▶ [WHAT IS NEEDED] Would you return the complete listing below word for word?

▶ [SOURCE RECORDS]
· · · · · · ·
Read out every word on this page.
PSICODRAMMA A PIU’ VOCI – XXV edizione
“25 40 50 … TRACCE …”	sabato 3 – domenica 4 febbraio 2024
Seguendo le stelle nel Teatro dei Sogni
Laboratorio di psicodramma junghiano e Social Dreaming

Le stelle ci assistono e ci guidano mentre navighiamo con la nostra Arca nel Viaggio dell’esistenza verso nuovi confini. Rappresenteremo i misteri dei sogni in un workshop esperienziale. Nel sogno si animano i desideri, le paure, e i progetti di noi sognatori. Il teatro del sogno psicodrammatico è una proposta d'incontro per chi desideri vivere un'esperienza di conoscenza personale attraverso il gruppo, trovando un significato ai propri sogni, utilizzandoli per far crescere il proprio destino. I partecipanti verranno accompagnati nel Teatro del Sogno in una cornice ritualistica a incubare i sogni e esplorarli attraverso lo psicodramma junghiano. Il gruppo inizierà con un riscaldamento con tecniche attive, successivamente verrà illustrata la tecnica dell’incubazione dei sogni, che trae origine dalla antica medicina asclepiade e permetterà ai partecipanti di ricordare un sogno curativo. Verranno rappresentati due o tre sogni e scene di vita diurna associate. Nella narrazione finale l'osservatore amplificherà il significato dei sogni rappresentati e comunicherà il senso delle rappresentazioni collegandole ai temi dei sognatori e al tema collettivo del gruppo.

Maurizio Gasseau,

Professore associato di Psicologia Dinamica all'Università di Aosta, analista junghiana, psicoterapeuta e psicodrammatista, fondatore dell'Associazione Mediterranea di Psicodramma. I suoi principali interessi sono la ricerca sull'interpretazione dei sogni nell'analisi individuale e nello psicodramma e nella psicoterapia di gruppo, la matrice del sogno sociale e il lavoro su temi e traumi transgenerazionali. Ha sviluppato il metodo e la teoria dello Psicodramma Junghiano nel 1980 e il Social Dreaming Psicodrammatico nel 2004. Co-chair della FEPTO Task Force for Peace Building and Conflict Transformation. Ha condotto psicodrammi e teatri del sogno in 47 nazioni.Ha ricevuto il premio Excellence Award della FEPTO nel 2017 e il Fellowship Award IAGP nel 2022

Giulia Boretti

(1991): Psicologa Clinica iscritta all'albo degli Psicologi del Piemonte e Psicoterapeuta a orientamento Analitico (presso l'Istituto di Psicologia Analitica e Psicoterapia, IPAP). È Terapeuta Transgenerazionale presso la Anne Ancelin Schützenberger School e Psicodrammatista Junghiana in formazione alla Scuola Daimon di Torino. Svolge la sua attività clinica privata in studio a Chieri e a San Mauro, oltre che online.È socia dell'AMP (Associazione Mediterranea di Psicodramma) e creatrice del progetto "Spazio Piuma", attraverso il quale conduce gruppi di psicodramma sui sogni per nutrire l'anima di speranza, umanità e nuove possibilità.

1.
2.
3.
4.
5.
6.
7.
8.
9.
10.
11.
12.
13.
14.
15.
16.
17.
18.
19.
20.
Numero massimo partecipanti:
· · · · · · ·
▶ [THE OUTPUT]
Read out every word on this page.
PSICODRAMMA A PIU’ VOCI – XXV edizione
“25 40 50 … TRACCE …”	sabato 3 – domenica 4 febbraio 2024
Seguendo le stelle nel Teatro dei Sogni
Laboratorio di psicodramma junghiano e Social Dreaming

Le stelle ci assistono e ci guidano mentre navighiamo con la nostra Arca nel Viaggio dell’esistenza verso nuovi confini. Rappresenteremo i misteri dei sogni in un workshop esperienziale. Nel sogno si animano i desideri, le paure, e i progetti di noi sognatori. Il teatro del sogno psicodrammatico è una proposta d'incontro per chi desideri vivere un'esperienza di conoscenza personale attraverso il gruppo, trovando un significato ai propri sogni, utilizzandoli per far crescere il proprio destino. I partecipanti verranno accompagnati nel Teatro del Sogno in una cornice ritualistica a incubare i sogni e esplorarli attraverso lo psicodramma junghiano. Il gruppo inizierà con un riscaldamento con tecniche attive, successivamente verrà illustrata la tecnica dell’incubazione dei sogni, che trae origine dalla antica medicina asclepiade e permetterà ai partecipanti di ricordare un sogno curativo. Verranno rappresentati due o tre sogni e scene di vita diurna associate. Nella narrazione finale l'osservatore amplificherà il significato dei sogni rappresentati e comunicherà il senso delle rappresentazioni collegandole ai temi dei sognatori e al tema collettivo del gruppo.

Maurizio Gasseau,

Professore associato di Psicologia Dinamica all'Università di Aosta, analista junghiana, psicoterapeuta e psicodrammatista, fondatore dell'Associazione Mediterranea di Psicodramma. I suoi principali interessi sono la ricerca sull'interpretazione dei sogni nell'analisi individuale e nello psicodramma e nella psicoterapia di gruppo, la matrice del sogno sociale e il lavoro su temi e traumi transgenerazionali. Ha sviluppato il metodo e la teoria dello Psicodramma Junghiano nel 1980 e il Social Dreaming Psicodrammatico nel 2004. Co-chair della FEPTO Task Force for Peace Building and Conflict Transformation. Ha condotto psicodrammi e teatri del sogno in 47 nazioni.Ha ricevuto il premio Excellence Award della FEPTO nel 2017 e il Fellowship Award IAGP nel 2022

Giulia Boretti

(1991): Psicologa Clinica iscritta all'albo degli Psicologi del Piemonte e Psicoterapeuta a orientamento Analitico (presso l'Istituto di Psicologia Analitica e Psicoterapia, IPAP). È Terapeuta Transgenerazionale presso la Anne Ancelin Schützenberger School e Psicodrammatista Junghiana in formazione alla Scuola Daimon di Torino. Svolge la sua attività clinica privata in studio a Chieri e a San Mauro, oltre che online.È socia dell'AMP (Associazione Mediterranea di Psicodramma) e creatrice del progetto "Spazio Piuma", attraverso il quale conduce gruppi di psicodramma sui sogni per nutrire l'anima di speranza, umanità e nuove possibilità.

1.
2.
3.
4.
5.
6.
7.
8.
9.
10.
11.
12.
13.
14.
15.
16.
17.
18.
19.
20.
Numero massimo partecipanti:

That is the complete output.